= STATED GOAL =
Reproduce the full listing below unchanged, apart from the pictures.
>> start GIVEN ENTRIES
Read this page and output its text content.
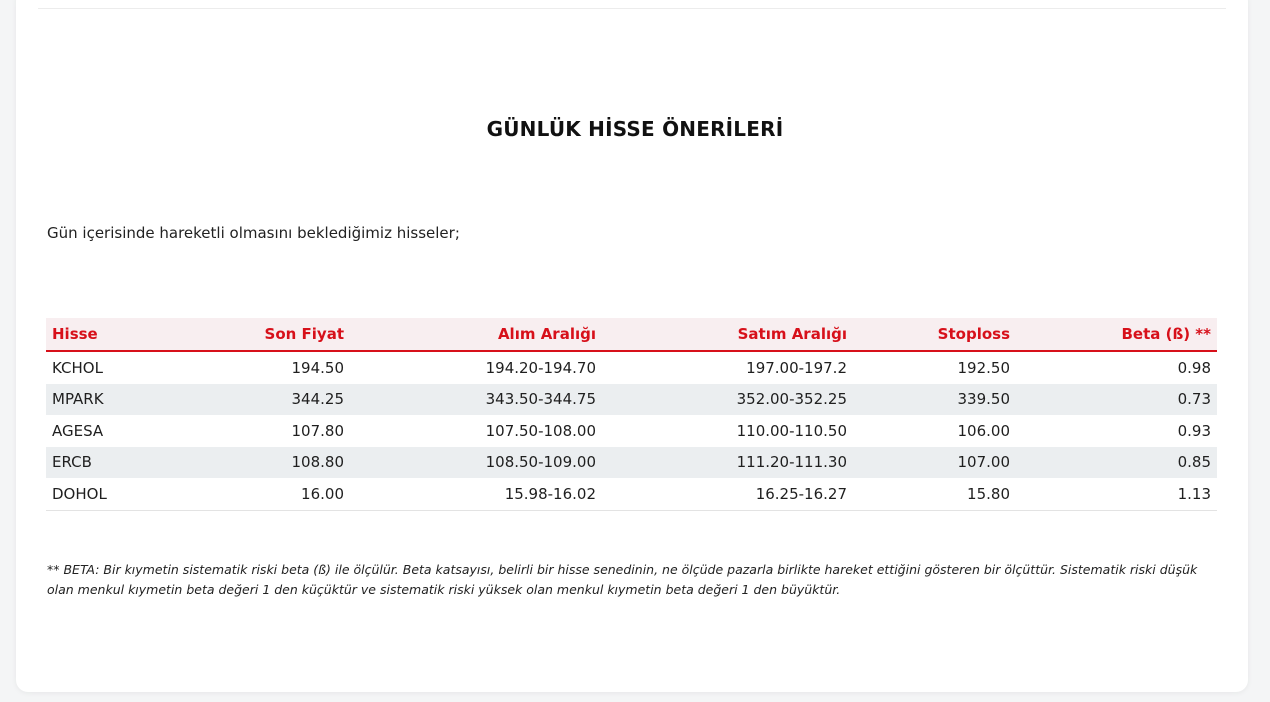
GÜNLÜK HİSSE ÖNERİLERİ

Gün içerisinde hareketli olmasını beklediğimiz hisseler;

Hisse	Son Fiyat	Alım Aralığı	Satım Aralığı	Stoploss	Beta (ß) **
KCHOL	194.50	194.20-194.70	197.00-197.2	192.50	0.98
MPARK	344.25	343.50-344.75	352.00-352.25	339.50	0.73
AGESA	107.80	107.50-108.00	110.00-110.50	106.00	0.93
ERCB	108.80	108.50-109.00	111.20-111.30	107.00	0.85
DOHOL	16.00	15.98-16.02	16.25-16.27	15.80	1.13

** BETA: Bir kıymetin sistematik riski beta (ß) ile ölçülür. Beta katsayısı, belirli bir hisse senedinin, ne ölçüde pazarla birlikte hareket ettiğini gösteren bir ölçüttür. Sistematik riski düşük olan menkul kıymetin beta değeri 1 den küçüktür ve sistematik riski yüksek olan menkul kıymetin beta değeri 1 den büyüktür.
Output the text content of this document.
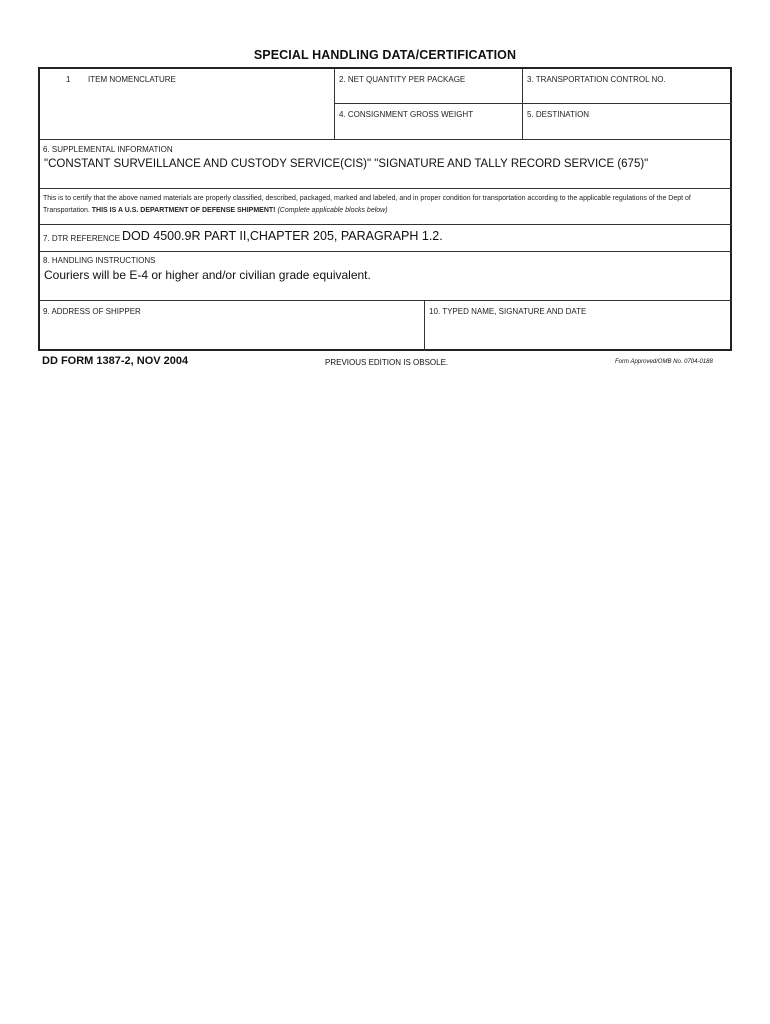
SPECIAL HANDLING DATA/CERTIFICATION
1 ITEM NOMENCLATURE	2. NET QUANTITY PER PACKAGE	3. TRANSPORTATION CONTROL NO.
4. CONSIGNMENT GROSS WEIGHT	5. DESTINATION
6. SUPPLEMENTAL INFORMATION
"CONSTANT SURVEILLANCE AND CUSTODY SERVICE(CIS)" "SIGNATURE AND TALLY RECORD SERVICE (675)"
This is to certify that the above named materials are properly classified, described, packaged, marked and labeled, and in proper condition for transportation according to the applicable regulations of the Dept of Transportation. THIS IS A U.S. DEPARTMENT OF DEFENSE SHIPMENT! (Complete applicable blocks below)
7. DTR REFERENCE DOD 4500.9R PART II,CHAPTER 205, PARAGRAPH 1.2.
8. HANDLING INSTRUCTIONS
Couriers will be E-4 or higher and/or civilian grade equivalent.
9. ADDRESS OF SHIPPER	10. TYPED NAME, SIGNATURE AND DATE
DD FORM 1387-2, NOV 2004	PREVIOUS EDITION IS OBSOLE.	Form Approved/OMB No. 0704-0188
>> end GIVEN ENTRIES
= TASK RESPONSE =
Read this page and output its text content.
GÜNLÜK HİSSE ÖNERİLERİ

Gün içerisinde hareketli olmasını beklediğimiz hisseler;

Hisse	Son Fiyat	Alım Aralığı	Satım Aralığı	Stoploss	Beta (ß) **
KCHOL	194.50	194.20-194.70	197.00-197.2	192.50	0.98
MPARK	344.25	343.50-344.75	352.00-352.25	339.50	0.73
AGESA	107.80	107.50-108.00	110.00-110.50	106.00	0.93
ERCB	108.80	108.50-109.00	111.20-111.30	107.00	0.85
DOHOL	16.00	15.98-16.02	16.25-16.27	15.80	1.13

** BETA: Bir kıymetin sistematik riski beta (ß) ile ölçülür. Beta katsayısı, belirli bir hisse senedinin, ne ölçüde pazarla birlikte hareket ettiğini gösteren bir ölçüttür. Sistematik riski düşük olan menkul kıymetin beta değeri 1 den küçüktür ve sistematik riski yüksek olan menkul kıymetin beta değeri 1 den büyüktür.
Output the text content of this document.
SPECIAL HANDLING DATA/CERTIFICATION
1 ITEM NOMENCLATURE	2. NET QUANTITY PER PACKAGE	3. TRANSPORTATION CONTROL NO.
4. CONSIGNMENT GROSS WEIGHT	5. DESTINATION
6. SUPPLEMENTAL INFORMATION
"CONSTANT SURVEILLANCE AND CUSTODY SERVICE(CIS)" "SIGNATURE AND TALLY RECORD SERVICE (675)"
This is to certify that the above named materials are properly classified, described, packaged, marked and labeled, and in proper condition for transportation according to the applicable regulations of the Dept of Transportation. THIS IS A U.S. DEPARTMENT OF DEFENSE SHIPMENT! (Complete applicable blocks below)
7. DTR REFERENCE DOD 4500.9R PART II,CHAPTER 205, PARAGRAPH 1.2.
8. HANDLING INSTRUCTIONS
Couriers will be E-4 or higher and/or civilian grade equivalent.
9. ADDRESS OF SHIPPER	10. TYPED NAME, SIGNATURE AND DATE
DD FORM 1387-2, NOV 2004	PREVIOUS EDITION IS OBSOLE.	Form Approved/OMB No. 0704-0188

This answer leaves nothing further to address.